## Exercise
Exactly how many lines have the word "приложению"? Answer with the bare number.

## Data entries
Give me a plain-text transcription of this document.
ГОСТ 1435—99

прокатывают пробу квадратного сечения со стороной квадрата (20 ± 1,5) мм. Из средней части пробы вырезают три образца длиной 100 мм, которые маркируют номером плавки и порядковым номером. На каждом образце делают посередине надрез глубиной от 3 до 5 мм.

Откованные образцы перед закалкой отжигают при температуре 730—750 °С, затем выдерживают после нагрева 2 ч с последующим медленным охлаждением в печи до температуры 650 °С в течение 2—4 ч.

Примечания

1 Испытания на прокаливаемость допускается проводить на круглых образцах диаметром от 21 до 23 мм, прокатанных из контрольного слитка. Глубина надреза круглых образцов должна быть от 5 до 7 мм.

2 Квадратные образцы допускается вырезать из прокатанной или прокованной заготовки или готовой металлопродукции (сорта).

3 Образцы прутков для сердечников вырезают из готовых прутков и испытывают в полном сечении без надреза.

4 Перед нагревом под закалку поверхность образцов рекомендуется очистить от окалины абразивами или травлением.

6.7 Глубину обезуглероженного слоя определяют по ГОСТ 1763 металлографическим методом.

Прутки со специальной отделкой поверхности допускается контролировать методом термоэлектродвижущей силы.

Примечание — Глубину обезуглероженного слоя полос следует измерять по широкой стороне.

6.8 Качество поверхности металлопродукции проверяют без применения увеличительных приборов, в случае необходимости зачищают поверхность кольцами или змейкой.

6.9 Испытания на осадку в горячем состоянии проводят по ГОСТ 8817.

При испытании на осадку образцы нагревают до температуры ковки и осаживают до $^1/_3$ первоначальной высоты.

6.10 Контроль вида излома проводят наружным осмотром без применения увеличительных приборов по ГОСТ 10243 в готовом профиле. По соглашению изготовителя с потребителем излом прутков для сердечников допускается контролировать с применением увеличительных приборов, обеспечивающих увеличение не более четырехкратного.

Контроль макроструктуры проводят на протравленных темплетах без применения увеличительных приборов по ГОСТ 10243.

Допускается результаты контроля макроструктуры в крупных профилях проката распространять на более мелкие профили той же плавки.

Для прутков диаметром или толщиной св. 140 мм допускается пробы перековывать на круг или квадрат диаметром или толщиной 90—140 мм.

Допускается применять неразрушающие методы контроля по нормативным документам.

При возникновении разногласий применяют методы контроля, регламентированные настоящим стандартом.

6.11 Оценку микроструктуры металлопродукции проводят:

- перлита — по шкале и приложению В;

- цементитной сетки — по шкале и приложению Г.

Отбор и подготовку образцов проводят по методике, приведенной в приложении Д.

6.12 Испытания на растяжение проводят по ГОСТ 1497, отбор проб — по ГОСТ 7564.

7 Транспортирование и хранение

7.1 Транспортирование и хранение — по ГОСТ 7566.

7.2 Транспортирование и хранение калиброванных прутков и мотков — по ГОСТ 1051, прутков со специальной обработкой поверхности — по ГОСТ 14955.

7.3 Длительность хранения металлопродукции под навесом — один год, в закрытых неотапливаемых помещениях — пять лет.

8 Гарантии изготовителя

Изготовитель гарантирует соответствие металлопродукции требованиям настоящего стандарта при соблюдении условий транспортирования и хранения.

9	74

## Output of the exercise
2